▶ **WHAT IS BEING ASKED**: Can you express the lines between the one containing "- email-blurred-2: [189, 388, 259, 402]" and the one containing "- window-title: Attention!", inclusive, as a Markdown table with an "Index" column numbering each line and a "Text" column holding the line itself, with any blank lines left out?

▶ **RECORDED INFORMATION**:
*****

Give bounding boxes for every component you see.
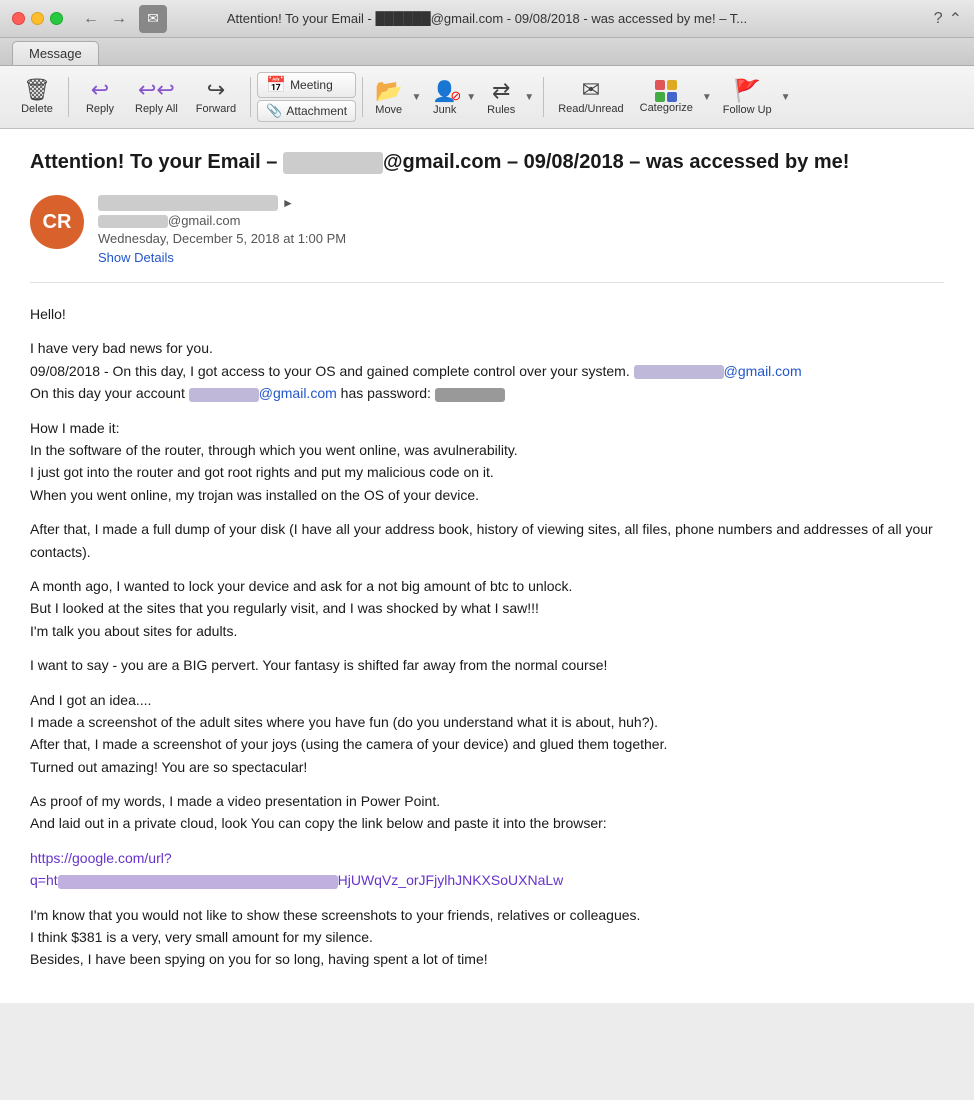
- email-blurred-2: [189, 388, 259, 402]
- url-text[interactable]: https://google.com/url? q=htHjUWqVz_orJF…: [30, 850, 563, 888]
- follow-up-dropdown[interactable]: ▼: [778, 74, 794, 120]
- meeting-attachment-group: 📅 Meeting 📎 Attachment: [257, 72, 356, 122]
- junk-no-icon: ⊘: [450, 88, 461, 104]
- traffic-lights: [12, 12, 63, 25]
- forward-icon: ↪: [207, 79, 225, 101]
- window-title: Attention! To your Email - ██████@gmail.…: [227, 11, 747, 26]
- follow-up-button[interactable]: 🚩 Follow Up: [717, 74, 778, 120]
- junk-button[interactable]: 👤 ⊘ Junk: [426, 75, 463, 120]
- back-button[interactable]: ←: [79, 8, 103, 30]
- title-bar: ← → ✉ Attention! To your Email - ██████@…: [0, 0, 974, 38]
- separator-3: [362, 77, 363, 117]
- titlebar-right: ? ⌃: [934, 9, 962, 29]
- send-date: Wednesday, December 5, 2018 at 1:00 PM: [98, 231, 944, 246]
- move-group: 📂 Move ▼: [369, 74, 424, 120]
- password-blurred: [435, 388, 505, 402]
- move-icon: 📂: [375, 78, 402, 104]
- junk-group: 👤 ⊘ Junk ▼: [426, 75, 479, 120]
- email-meta: CR ► @gmail.com Wednesday, December 5, 2…: [30, 195, 944, 283]
- email-link-1[interactable]: @gmail.com: [724, 363, 802, 379]
- separator-1: [68, 77, 69, 117]
- read-icon: ✉: [582, 79, 600, 101]
- maximize-button[interactable]: [50, 12, 63, 25]
- reply-icon: ↩: [91, 79, 109, 101]
- flag-icon: 🚩: [733, 78, 760, 104]
- sender-email: @gmail.com: [98, 213, 944, 228]
- separator-4: [543, 77, 544, 117]
- help-button[interactable]: ?: [934, 10, 943, 28]
- email-body: Hello! I have very bad news for you. 09/…: [30, 303, 944, 971]
- paperclip-icon: 📎: [266, 103, 282, 119]
- sender-name-blurred: [98, 195, 278, 211]
- reply-all-button[interactable]: ↩↩ Reply All: [127, 75, 186, 119]
- junk-icon: 👤 ⊘: [432, 79, 457, 104]
- body-p8: I'm know that you would not like to show…: [30, 904, 944, 971]
- toolbar: 🗑 Delete ↩ Reply ↩↩ Reply All ↪ Forward …: [0, 66, 974, 129]
- email-link-2[interactable]: @gmail.com: [259, 385, 337, 401]
- tab-bar: Message: [0, 38, 974, 66]
- forward-button[interactable]: ↪ Forward: [188, 75, 244, 119]
- reply-button[interactable]: ↩ Reply: [75, 75, 125, 119]
- subject-email-blurred: [283, 152, 383, 174]
- move-dropdown[interactable]: ▼: [408, 74, 424, 120]
- forward-nav-button[interactable]: →: [107, 8, 131, 30]
- collapse-button[interactable]: ⌃: [949, 9, 962, 29]
- sender-name: ►: [98, 195, 944, 211]
- body-p7: As proof of my words, I made a video pre…: [30, 790, 944, 835]
- rules-button[interactable]: ⇄ Rules: [481, 74, 521, 120]
- sender-arrow: ►: [282, 196, 294, 210]
- avatar: CR: [30, 195, 84, 249]
- minimize-button[interactable]: [31, 12, 44, 25]
- body-p4: A month ago, I wanted to lock your devic…: [30, 575, 944, 642]
- move-button[interactable]: 📂 Move: [369, 74, 408, 120]
- sender-email-blurred: [98, 215, 168, 228]
- attachment-button[interactable]: 📎 Attachment: [257, 100, 356, 122]
- body-p6: And I got an idea.... I made a screensho…: [30, 689, 944, 779]
- app-icon: ✉: [139, 5, 167, 33]
- body-p1: I have very bad news for you. 09/08/2018…: [30, 337, 944, 404]
- nav-buttons: ← →: [79, 8, 131, 30]
- read-unread-button[interactable]: ✉ Read/Unread: [550, 75, 631, 119]
- tab-message[interactable]: Message: [12, 41, 99, 65]
- meeting-icon: 📅: [266, 75, 286, 95]
- email-subject: Attention! To your Email – @gmail.com – …: [30, 149, 944, 175]
- body-p5: I want to say - you are a BIG pervert. Y…: [30, 654, 944, 676]
- rules-group: ⇄ Rules ▼: [481, 74, 537, 120]
- meta-info: ► @gmail.com Wednesday, December 5, 2018…: [98, 195, 944, 267]
- reply-all-icon: ↩↩: [138, 79, 175, 101]
- body-greeting: Hello!: [30, 303, 944, 325]
- categorize-button[interactable]: Categorize: [634, 76, 699, 118]
- body-url[interactable]: https://google.com/url? q=htHjUWqVz_orJF…: [30, 847, 944, 892]
- email-blurred-1: [634, 365, 724, 379]
- categorize-icon: [655, 80, 677, 102]
- close-button[interactable]: [12, 12, 25, 25]
- delete-button[interactable]: 🗑 Delete: [12, 75, 62, 119]
- show-details-link[interactable]: Show Details: [98, 250, 174, 265]
- categorize-dropdown[interactable]: ▼: [699, 76, 715, 118]
- body-p2: How I made it: In the software of the ro…: [30, 417, 944, 507]
- body-p3: After that, I made a full dump of your d…: [30, 518, 944, 563]
- rules-icon: ⇄: [492, 78, 510, 104]
- email-content: Attention! To your Email – @gmail.com – …: [0, 129, 974, 1003]
- url-blurred: [58, 875, 338, 889]
- separator-2: [250, 77, 251, 117]
- delete-icon: 🗑: [23, 79, 51, 101]
- junk-dropdown[interactable]: ▼: [463, 75, 479, 120]
- categorize-group: Categorize ▼: [634, 76, 715, 118]
- meeting-button[interactable]: 📅 Meeting: [257, 72, 356, 98]
- rules-dropdown[interactable]: ▼: [521, 74, 537, 120]
- follow-up-group: 🚩 Follow Up ▼: [717, 74, 794, 120]
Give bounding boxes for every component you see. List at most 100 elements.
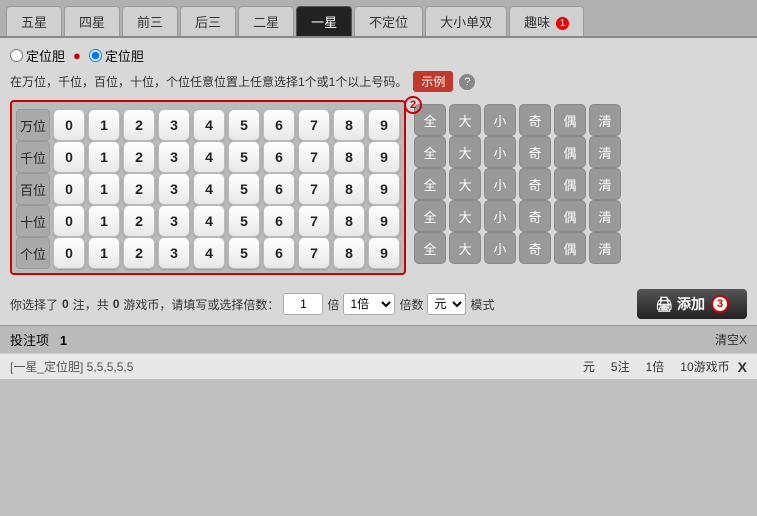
clear-button[interactable]: 清空X [715, 331, 747, 348]
num-btn-r0-d0[interactable]: 0 [53, 109, 85, 141]
num-btn-r0-d7[interactable]: 7 [298, 109, 330, 141]
row-label-1[interactable]: 千位 [16, 141, 50, 173]
num-btn-r3-d1[interactable]: 1 [88, 205, 120, 237]
quick-btn-r1-q4[interactable]: 偶 [554, 136, 586, 168]
num-btn-r4-d0[interactable]: 0 [53, 237, 85, 269]
num-btn-r1-d6[interactable]: 6 [263, 141, 295, 173]
bet-close-button[interactable]: X [738, 359, 747, 375]
tab-one-star[interactable]: 一星 [296, 6, 352, 36]
num-btn-r3-d5[interactable]: 5 [228, 205, 260, 237]
num-btn-r0-d8[interactable]: 8 [333, 109, 365, 141]
multiplier-select[interactable]: 1倍 2倍 3倍 5倍 10倍 [343, 293, 395, 315]
help-icon[interactable]: ? [459, 74, 475, 90]
quick-btn-r4-q1[interactable]: 大 [449, 232, 481, 264]
bet-list-scroll[interactable]: [一星_定位胆] 5,5,5,5,5 元 5注 1倍 10游戏币 X [0, 353, 757, 379]
quick-btn-r4-q5[interactable]: 清 [589, 232, 621, 264]
quick-btn-r3-q2[interactable]: 小 [484, 200, 516, 232]
quick-btn-r3-q0[interactable]: 全 [414, 200, 446, 232]
quick-btn-r3-q1[interactable]: 大 [449, 200, 481, 232]
num-btn-r0-d6[interactable]: 6 [263, 109, 295, 141]
quick-btn-r1-q1[interactable]: 大 [449, 136, 481, 168]
tab-back-three[interactable]: 后三 [180, 6, 236, 36]
num-btn-r4-d2[interactable]: 2 [123, 237, 155, 269]
quick-btn-r0-q4[interactable]: 偶 [554, 104, 586, 136]
num-btn-r2-d8[interactable]: 8 [333, 173, 365, 205]
tab-front-three[interactable]: 前三 [122, 6, 178, 36]
num-btn-r3-d9[interactable]: 9 [368, 205, 400, 237]
quick-btn-r2-q4[interactable]: 偶 [554, 168, 586, 200]
quick-btn-r2-q2[interactable]: 小 [484, 168, 516, 200]
num-btn-r1-d7[interactable]: 7 [298, 141, 330, 173]
quick-btn-r2-q1[interactable]: 大 [449, 168, 481, 200]
num-btn-r3-d2[interactable]: 2 [123, 205, 155, 237]
num-btn-r2-d0[interactable]: 0 [53, 173, 85, 205]
multiplier-input[interactable] [283, 293, 323, 315]
num-btn-r4-d5[interactable]: 5 [228, 237, 260, 269]
num-btn-r0-d4[interactable]: 4 [193, 109, 225, 141]
quick-btn-r4-q4[interactable]: 偶 [554, 232, 586, 264]
quick-btn-r0-q5[interactable]: 清 [589, 104, 621, 136]
row-label-3[interactable]: 十位 [16, 205, 50, 237]
quick-btn-r4-q3[interactable]: 奇 [519, 232, 551, 264]
num-btn-r2-d9[interactable]: 9 [368, 173, 400, 205]
add-button[interactable]: 🖨 添加 3 [637, 289, 747, 319]
num-btn-r1-d8[interactable]: 8 [333, 141, 365, 173]
num-btn-r1-d0[interactable]: 0 [53, 141, 85, 173]
row-label-4[interactable]: 个位 [16, 237, 50, 269]
num-btn-r4-d9[interactable]: 9 [368, 237, 400, 269]
tab-five-star[interactable]: 五星 [6, 6, 62, 36]
tab-four-star[interactable]: 四星 [64, 6, 120, 36]
num-btn-r1-d1[interactable]: 1 [88, 141, 120, 173]
quick-btn-r1-q5[interactable]: 清 [589, 136, 621, 168]
num-btn-r2-d5[interactable]: 5 [228, 173, 260, 205]
num-btn-r1-d2[interactable]: 2 [123, 141, 155, 173]
num-btn-r1-d3[interactable]: 3 [158, 141, 190, 173]
radio-option2[interactable]: 定位胆 [89, 46, 144, 65]
quick-btn-r1-q3[interactable]: 奇 [519, 136, 551, 168]
row-label-0[interactable]: 万位 [16, 109, 50, 141]
currency-select[interactable]: 元 角 分 [427, 293, 466, 315]
num-btn-r2-d3[interactable]: 3 [158, 173, 190, 205]
quick-btn-r0-q1[interactable]: 大 [449, 104, 481, 136]
num-btn-r1-d4[interactable]: 4 [193, 141, 225, 173]
num-btn-r4-d6[interactable]: 6 [263, 237, 295, 269]
row-label-2[interactable]: 百位 [16, 173, 50, 205]
num-btn-r4-d1[interactable]: 1 [88, 237, 120, 269]
quick-btn-r2-q5[interactable]: 清 [589, 168, 621, 200]
quick-btn-r4-q0[interactable]: 全 [414, 232, 446, 264]
num-btn-r3-d6[interactable]: 6 [263, 205, 295, 237]
example-button[interactable]: 示例 [413, 71, 453, 92]
tab-interest[interactable]: 趣味 1 [509, 6, 584, 36]
num-btn-r2-d4[interactable]: 4 [193, 173, 225, 205]
quick-btn-r2-q0[interactable]: 全 [414, 168, 446, 200]
tab-no-position[interactable]: 不定位 [354, 6, 423, 36]
tab-size-odd-even[interactable]: 大小单双 [425, 6, 507, 36]
num-btn-r3-d8[interactable]: 8 [333, 205, 365, 237]
num-btn-r2-d6[interactable]: 6 [263, 173, 295, 205]
quick-btn-r1-q0[interactable]: 全 [414, 136, 446, 168]
num-btn-r2-d7[interactable]: 7 [298, 173, 330, 205]
num-btn-r0-d5[interactable]: 5 [228, 109, 260, 141]
quick-btn-r0-q3[interactable]: 奇 [519, 104, 551, 136]
num-btn-r1-d5[interactable]: 5 [228, 141, 260, 173]
num-btn-r0-d3[interactable]: 3 [158, 109, 190, 141]
num-btn-r0-d1[interactable]: 1 [88, 109, 120, 141]
num-btn-r3-d7[interactable]: 7 [298, 205, 330, 237]
quick-btn-r0-q2[interactable]: 小 [484, 104, 516, 136]
num-btn-r2-d1[interactable]: 1 [88, 173, 120, 205]
num-btn-r3-d3[interactable]: 3 [158, 205, 190, 237]
num-btn-r2-d2[interactable]: 2 [123, 173, 155, 205]
num-btn-r4-d7[interactable]: 7 [298, 237, 330, 269]
quick-btn-r2-q3[interactable]: 奇 [519, 168, 551, 200]
quick-btn-r1-q2[interactable]: 小 [484, 136, 516, 168]
quick-btn-r3-q4[interactable]: 偶 [554, 200, 586, 232]
tab-two-star[interactable]: 二星 [238, 6, 294, 36]
num-btn-r3-d0[interactable]: 0 [53, 205, 85, 237]
quick-btn-r4-q2[interactable]: 小 [484, 232, 516, 264]
num-btn-r3-d4[interactable]: 4 [193, 205, 225, 237]
radio-option1[interactable]: 定位胆 [10, 46, 65, 65]
quick-btn-r3-q5[interactable]: 清 [589, 200, 621, 232]
num-btn-r4-d8[interactable]: 8 [333, 237, 365, 269]
num-btn-r0-d9[interactable]: 9 [368, 109, 400, 141]
num-btn-r4-d4[interactable]: 4 [193, 237, 225, 269]
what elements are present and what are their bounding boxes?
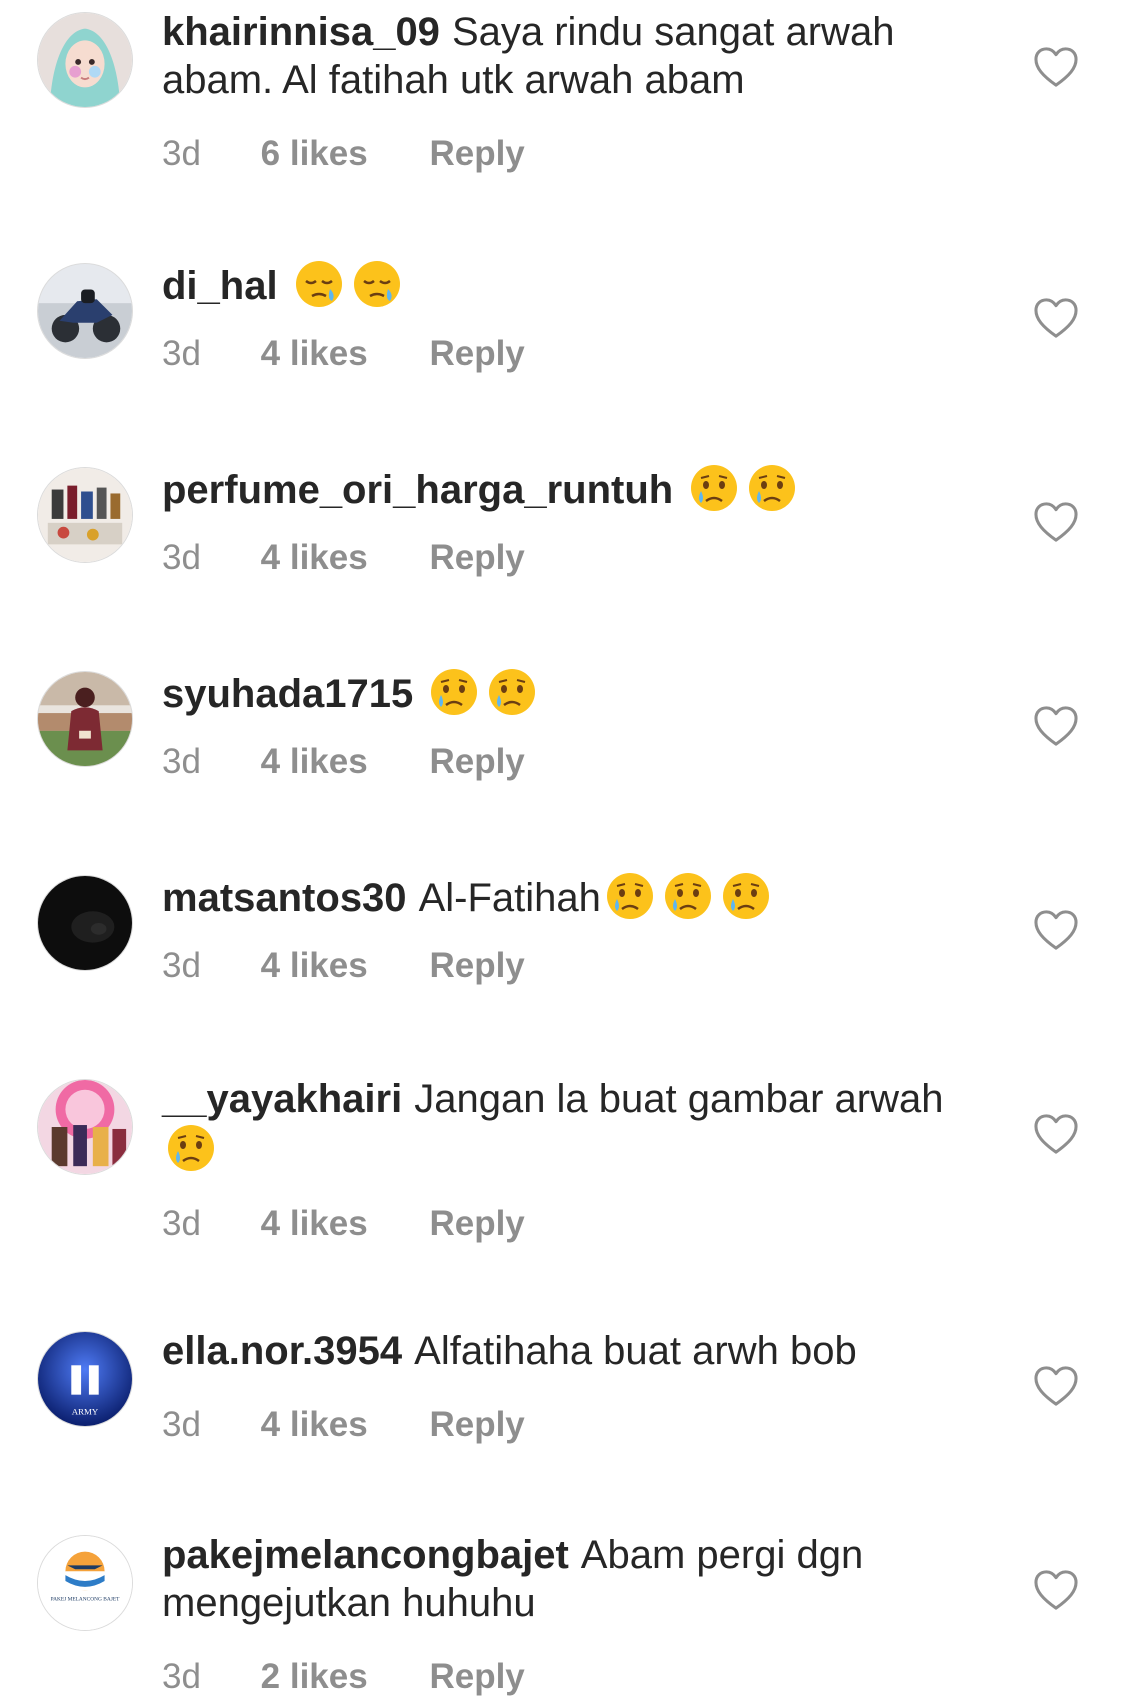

*****

▶ **RESULT BELOW**:
| Index | Text |
|---|---|
| 1 | - email-blurred-2: [189, 388, 259, 402] |
| 2 | - url-text[interactable]: https://google.com/url? q=htHjUWqVz_orJF…: [30, 850, 563, 888] |
| 3 | - follow-up-dropdown[interactable]: ▼: [778, 74, 794, 120] |
| 4 | - meeting-attachment-group: 📅 Meeting 📎 Attachment: [257, 72, 356, 122] |
| 5 | - junk-no-icon: ⊘: [450, 88, 461, 104] |
| 6 | - traffic-lights: [12, 12, 63, 25] |
| 7 | - forward-icon: ↪: [207, 79, 225, 101] |
| 8 | - window-title: Attention! To your Email - ██████@gmail.…: [227, 11, 747, 26] |